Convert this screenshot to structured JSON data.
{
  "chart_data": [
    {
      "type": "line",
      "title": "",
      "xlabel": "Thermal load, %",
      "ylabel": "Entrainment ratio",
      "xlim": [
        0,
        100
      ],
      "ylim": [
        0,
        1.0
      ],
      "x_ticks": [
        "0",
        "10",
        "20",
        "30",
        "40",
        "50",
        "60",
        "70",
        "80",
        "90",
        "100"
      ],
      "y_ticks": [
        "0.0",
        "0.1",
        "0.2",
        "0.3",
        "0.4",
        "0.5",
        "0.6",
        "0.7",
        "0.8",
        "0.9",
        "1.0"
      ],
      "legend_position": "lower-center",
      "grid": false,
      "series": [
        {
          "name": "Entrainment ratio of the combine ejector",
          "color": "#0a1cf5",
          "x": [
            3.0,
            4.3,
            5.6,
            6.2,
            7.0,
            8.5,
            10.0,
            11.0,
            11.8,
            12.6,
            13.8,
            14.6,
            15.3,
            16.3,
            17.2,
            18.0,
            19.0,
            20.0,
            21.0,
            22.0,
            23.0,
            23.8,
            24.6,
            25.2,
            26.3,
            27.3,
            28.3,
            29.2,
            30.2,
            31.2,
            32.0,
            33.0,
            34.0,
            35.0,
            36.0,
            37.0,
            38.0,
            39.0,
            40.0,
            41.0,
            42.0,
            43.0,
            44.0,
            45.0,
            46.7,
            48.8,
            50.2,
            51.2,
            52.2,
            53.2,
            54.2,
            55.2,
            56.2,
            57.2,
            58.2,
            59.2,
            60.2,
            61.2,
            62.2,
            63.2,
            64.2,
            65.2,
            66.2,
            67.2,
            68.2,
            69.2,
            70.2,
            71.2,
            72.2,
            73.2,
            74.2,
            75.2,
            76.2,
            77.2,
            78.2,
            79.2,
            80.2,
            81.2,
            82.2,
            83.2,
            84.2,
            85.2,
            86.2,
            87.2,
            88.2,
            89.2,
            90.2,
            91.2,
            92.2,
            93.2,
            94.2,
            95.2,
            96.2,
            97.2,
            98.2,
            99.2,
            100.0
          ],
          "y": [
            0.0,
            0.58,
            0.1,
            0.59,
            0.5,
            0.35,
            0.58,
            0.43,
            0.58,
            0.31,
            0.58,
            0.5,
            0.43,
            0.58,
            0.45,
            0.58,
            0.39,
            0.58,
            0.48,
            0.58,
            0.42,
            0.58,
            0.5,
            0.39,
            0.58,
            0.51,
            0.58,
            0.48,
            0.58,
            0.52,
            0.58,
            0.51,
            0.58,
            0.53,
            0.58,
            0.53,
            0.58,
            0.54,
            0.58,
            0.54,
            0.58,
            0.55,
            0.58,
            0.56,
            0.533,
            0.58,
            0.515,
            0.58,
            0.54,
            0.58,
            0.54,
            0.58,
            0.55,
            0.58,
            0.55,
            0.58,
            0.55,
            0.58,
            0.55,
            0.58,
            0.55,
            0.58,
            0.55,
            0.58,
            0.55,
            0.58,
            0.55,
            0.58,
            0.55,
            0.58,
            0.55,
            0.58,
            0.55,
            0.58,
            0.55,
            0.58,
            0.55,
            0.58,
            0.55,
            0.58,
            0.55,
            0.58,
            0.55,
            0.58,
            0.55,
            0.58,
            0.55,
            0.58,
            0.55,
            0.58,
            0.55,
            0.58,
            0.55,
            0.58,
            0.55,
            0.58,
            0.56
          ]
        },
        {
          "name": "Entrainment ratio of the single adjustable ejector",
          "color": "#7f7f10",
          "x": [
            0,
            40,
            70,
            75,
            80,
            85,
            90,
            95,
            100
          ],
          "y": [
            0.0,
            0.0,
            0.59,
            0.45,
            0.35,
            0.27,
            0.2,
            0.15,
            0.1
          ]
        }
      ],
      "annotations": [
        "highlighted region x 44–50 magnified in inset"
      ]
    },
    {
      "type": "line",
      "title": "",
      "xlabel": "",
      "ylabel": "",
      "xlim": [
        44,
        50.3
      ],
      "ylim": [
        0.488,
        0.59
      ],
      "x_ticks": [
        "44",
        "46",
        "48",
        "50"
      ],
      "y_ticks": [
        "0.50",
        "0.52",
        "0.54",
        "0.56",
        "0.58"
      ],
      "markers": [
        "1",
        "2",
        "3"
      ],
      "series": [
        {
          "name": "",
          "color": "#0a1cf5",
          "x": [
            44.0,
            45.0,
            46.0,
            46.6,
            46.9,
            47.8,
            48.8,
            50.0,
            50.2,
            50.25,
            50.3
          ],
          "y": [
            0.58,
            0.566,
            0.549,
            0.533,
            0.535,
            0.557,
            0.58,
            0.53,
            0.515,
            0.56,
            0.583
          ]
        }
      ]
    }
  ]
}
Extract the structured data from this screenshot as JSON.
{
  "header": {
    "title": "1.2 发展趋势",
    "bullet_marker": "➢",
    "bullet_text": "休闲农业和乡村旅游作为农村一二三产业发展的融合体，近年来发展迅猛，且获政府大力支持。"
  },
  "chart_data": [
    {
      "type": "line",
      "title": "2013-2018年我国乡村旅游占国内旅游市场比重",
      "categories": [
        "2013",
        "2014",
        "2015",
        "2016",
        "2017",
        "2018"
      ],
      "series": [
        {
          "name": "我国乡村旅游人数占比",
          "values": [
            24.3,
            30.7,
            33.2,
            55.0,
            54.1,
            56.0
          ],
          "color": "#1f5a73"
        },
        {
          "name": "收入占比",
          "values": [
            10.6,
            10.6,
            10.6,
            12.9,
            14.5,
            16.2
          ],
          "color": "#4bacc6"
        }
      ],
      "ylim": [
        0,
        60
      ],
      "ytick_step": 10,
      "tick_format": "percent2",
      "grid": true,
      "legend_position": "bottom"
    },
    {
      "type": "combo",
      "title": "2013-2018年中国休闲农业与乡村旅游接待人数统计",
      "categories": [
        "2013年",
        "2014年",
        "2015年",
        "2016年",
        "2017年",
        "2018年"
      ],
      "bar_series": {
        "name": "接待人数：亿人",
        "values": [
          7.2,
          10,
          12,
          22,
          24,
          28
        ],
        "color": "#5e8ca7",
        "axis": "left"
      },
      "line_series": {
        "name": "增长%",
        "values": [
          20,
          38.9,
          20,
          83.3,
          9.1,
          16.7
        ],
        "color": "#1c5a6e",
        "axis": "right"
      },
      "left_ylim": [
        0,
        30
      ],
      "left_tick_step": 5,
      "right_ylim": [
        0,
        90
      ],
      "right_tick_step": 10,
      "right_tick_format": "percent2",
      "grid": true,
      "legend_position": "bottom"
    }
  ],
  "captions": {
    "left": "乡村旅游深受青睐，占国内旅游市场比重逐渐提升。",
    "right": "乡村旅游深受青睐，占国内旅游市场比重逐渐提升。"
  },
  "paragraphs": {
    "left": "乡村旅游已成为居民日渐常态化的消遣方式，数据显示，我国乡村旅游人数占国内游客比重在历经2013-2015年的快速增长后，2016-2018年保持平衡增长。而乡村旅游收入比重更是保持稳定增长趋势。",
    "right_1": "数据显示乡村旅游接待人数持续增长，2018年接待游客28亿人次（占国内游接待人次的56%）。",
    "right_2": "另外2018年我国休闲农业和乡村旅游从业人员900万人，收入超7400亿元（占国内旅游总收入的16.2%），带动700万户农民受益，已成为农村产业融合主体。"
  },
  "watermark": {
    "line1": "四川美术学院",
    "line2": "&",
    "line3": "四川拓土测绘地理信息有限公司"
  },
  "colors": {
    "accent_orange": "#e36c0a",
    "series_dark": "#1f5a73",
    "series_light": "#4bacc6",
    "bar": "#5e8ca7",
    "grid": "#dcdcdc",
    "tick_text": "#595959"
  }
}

- TASK DESCRIPTION -
Select every line where the word "grid" occurs.

- RESPONSE -
      "grid": false,
      "grid": true,
      "grid": true,
    "grid": "#dcdcdc",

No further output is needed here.